• OBJECTIVE:
Each line containing the word "this" must be collected.

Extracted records
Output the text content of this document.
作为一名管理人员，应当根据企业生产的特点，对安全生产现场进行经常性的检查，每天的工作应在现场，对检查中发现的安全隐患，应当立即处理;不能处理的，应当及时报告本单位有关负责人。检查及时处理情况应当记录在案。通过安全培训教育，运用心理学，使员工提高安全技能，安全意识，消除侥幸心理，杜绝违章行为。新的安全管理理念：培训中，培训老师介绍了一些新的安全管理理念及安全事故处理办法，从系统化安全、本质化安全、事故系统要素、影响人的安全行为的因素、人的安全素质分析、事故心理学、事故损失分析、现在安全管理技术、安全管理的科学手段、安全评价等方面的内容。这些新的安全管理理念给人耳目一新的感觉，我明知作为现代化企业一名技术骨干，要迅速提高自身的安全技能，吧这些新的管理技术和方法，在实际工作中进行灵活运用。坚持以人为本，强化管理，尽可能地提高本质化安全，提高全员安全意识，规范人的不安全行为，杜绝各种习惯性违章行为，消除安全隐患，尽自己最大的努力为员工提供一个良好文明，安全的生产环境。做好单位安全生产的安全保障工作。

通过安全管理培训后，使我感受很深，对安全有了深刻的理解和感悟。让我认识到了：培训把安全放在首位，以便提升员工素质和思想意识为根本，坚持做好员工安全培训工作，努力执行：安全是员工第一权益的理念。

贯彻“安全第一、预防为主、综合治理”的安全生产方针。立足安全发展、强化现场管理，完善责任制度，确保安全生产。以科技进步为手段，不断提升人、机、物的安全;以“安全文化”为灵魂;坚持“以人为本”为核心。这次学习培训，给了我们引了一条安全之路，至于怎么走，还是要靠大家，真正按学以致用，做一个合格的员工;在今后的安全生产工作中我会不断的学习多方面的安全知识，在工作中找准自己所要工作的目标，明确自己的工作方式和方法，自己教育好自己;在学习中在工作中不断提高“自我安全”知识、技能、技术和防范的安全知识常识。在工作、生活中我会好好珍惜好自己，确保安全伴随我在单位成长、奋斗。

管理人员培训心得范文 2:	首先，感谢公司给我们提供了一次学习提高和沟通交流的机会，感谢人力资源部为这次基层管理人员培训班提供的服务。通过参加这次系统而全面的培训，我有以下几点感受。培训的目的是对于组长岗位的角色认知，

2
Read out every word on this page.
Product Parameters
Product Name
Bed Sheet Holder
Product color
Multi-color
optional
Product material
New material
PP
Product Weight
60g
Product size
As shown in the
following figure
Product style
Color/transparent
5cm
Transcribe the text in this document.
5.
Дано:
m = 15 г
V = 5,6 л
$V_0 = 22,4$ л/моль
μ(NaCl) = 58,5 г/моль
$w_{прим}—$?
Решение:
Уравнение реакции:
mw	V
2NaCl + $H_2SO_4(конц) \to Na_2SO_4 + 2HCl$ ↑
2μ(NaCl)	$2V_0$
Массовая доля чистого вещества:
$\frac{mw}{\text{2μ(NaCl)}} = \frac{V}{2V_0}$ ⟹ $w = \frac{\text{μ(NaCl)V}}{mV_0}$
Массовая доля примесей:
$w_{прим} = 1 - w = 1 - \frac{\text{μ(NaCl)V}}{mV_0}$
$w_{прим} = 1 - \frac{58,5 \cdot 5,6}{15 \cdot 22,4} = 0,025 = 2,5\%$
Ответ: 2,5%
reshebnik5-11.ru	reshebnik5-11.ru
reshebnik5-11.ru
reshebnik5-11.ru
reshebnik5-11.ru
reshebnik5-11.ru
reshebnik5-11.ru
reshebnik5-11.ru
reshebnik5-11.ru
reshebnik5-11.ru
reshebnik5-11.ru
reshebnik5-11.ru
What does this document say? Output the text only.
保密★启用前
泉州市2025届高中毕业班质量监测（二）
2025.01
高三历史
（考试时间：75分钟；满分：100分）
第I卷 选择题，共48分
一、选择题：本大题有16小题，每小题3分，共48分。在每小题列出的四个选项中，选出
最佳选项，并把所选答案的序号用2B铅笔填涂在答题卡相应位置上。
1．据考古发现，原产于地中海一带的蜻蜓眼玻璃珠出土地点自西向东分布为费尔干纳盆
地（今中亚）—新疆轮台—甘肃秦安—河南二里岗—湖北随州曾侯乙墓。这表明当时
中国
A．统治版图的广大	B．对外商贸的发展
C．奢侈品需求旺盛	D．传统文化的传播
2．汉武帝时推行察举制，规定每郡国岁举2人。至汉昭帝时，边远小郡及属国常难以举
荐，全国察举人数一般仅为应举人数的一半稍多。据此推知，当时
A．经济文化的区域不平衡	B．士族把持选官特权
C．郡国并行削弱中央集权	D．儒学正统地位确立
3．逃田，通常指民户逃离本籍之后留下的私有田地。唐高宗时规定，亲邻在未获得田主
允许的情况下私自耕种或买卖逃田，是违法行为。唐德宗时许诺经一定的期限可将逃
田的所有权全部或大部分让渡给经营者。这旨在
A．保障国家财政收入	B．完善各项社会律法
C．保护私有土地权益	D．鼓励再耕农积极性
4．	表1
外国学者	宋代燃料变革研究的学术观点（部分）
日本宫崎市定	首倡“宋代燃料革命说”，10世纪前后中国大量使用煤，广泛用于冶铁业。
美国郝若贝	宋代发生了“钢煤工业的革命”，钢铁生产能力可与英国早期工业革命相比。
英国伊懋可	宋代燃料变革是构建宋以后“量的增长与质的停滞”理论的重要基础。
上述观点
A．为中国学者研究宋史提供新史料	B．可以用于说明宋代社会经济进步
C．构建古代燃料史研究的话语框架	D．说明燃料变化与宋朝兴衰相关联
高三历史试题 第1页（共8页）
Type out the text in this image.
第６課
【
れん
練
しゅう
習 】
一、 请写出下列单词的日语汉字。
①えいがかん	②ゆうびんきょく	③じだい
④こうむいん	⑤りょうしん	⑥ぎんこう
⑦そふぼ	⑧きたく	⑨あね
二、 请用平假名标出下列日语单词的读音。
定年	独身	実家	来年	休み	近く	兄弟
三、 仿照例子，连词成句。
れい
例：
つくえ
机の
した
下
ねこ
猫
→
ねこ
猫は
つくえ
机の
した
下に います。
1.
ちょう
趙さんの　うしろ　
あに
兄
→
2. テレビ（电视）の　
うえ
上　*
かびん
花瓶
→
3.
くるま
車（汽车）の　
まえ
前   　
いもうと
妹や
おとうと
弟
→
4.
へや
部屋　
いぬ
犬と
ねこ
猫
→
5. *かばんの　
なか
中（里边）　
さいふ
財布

• ANSWER TO THE TASK:
Output the text content of this document.
Read out every word on this page.
Transcribe the text in this document.
What does this document say? Output the text only.
Type out the text in this image.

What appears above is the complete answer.